>>>

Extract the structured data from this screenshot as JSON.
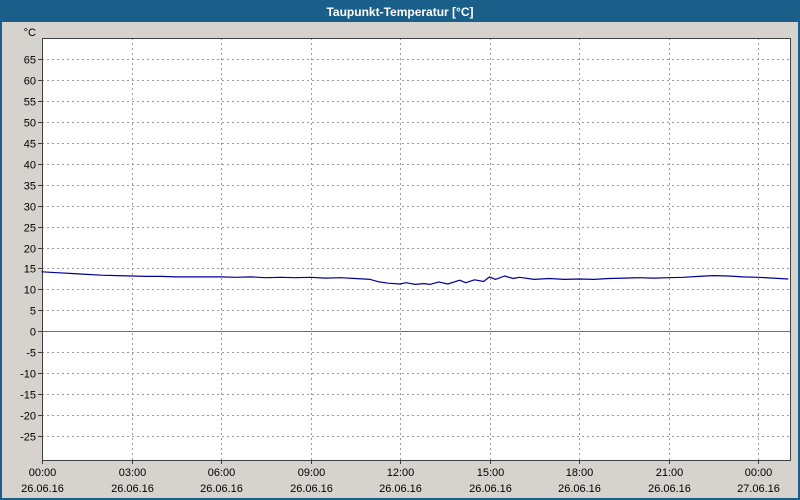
{
  "title": "Taupunkt-Temperatur [°C]",
  "colors": {
    "titlebar": "#1a5e8a",
    "titlebar_text": "#ffffff",
    "background": "#d6d3ce",
    "plot_bg": "#ffffff",
    "grid": "#9b9b9b",
    "zero_line": "#707070",
    "axis": "#404040",
    "line": "#000099",
    "text": "#000000"
  },
  "chart_data": {
    "type": "line",
    "title": "Taupunkt-Temperatur [°C]",
    "ylabel": "°C",
    "xlabel": "",
    "grid": true,
    "legend": false,
    "ylim": [
      -30.7,
      70
    ],
    "yticks": [
      65,
      60,
      55,
      50,
      45,
      40,
      35,
      30,
      25,
      20,
      15,
      10,
      5,
      0,
      -5,
      -10,
      -15,
      -20,
      -25
    ],
    "xlim_hours": [
      0,
      25.07
    ],
    "xticks": [
      {
        "hour": 0,
        "time": "00:00",
        "date": "26.06.16"
      },
      {
        "hour": 3,
        "time": "03:00",
        "date": "26.06.16"
      },
      {
        "hour": 6,
        "time": "06:00",
        "date": "26.06.16"
      },
      {
        "hour": 9,
        "time": "09:00",
        "date": "26.06.16"
      },
      {
        "hour": 12,
        "time": "12:00",
        "date": "26.06.16"
      },
      {
        "hour": 15,
        "time": "15:00",
        "date": "26.06.16"
      },
      {
        "hour": 18,
        "time": "18:00",
        "date": "26.06.16"
      },
      {
        "hour": 21,
        "time": "21:00",
        "date": "26.06.16"
      },
      {
        "hour": 24,
        "time": "00:00",
        "date": "27.06.16"
      }
    ],
    "series": [
      {
        "name": "Taupunkt-Temperatur",
        "color": "#000099",
        "x": [
          0,
          0.5,
          1,
          1.5,
          2,
          2.5,
          3,
          3.5,
          4,
          4.5,
          5,
          5.5,
          6,
          6.5,
          7,
          7.5,
          8,
          8.5,
          9,
          9.5,
          10,
          10.5,
          11,
          11.3,
          11.6,
          12,
          12.2,
          12.5,
          12.8,
          13,
          13.3,
          13.6,
          14,
          14.2,
          14.5,
          14.8,
          15,
          15.2,
          15.5,
          15.8,
          16,
          16.5,
          17,
          17.5,
          18,
          18.5,
          19,
          19.5,
          20,
          20.5,
          21,
          21.5,
          22,
          22.5,
          23,
          23.5,
          24,
          24.5,
          25
        ],
        "y": [
          14.2,
          14.0,
          13.8,
          13.6,
          13.4,
          13.3,
          13.2,
          13.1,
          13.1,
          13.0,
          13.0,
          13.0,
          13.0,
          12.9,
          13.0,
          12.8,
          12.9,
          12.8,
          12.9,
          12.7,
          12.8,
          12.6,
          12.4,
          11.8,
          11.5,
          11.3,
          11.6,
          11.2,
          11.4,
          11.2,
          11.8,
          11.3,
          12.2,
          11.6,
          12.3,
          11.9,
          13.0,
          12.4,
          13.2,
          12.6,
          12.9,
          12.4,
          12.6,
          12.4,
          12.5,
          12.4,
          12.6,
          12.7,
          12.8,
          12.7,
          12.8,
          12.9,
          13.1,
          13.3,
          13.2,
          13.0,
          12.9,
          12.7,
          12.5
        ]
      }
    ]
  }
}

<<<

- WHAT THIS TASK INVOLVES -
Copy every line above in which the string "time" shows up.

- REPLY -
        "time": "00:00",
        "time": "03:00",
        "time": "06:00",
        "time": "09:00",
        "time": "12:00",
        "time": "15:00",
        "time": "18:00",
        "time": "21:00",
        "time": "00:00",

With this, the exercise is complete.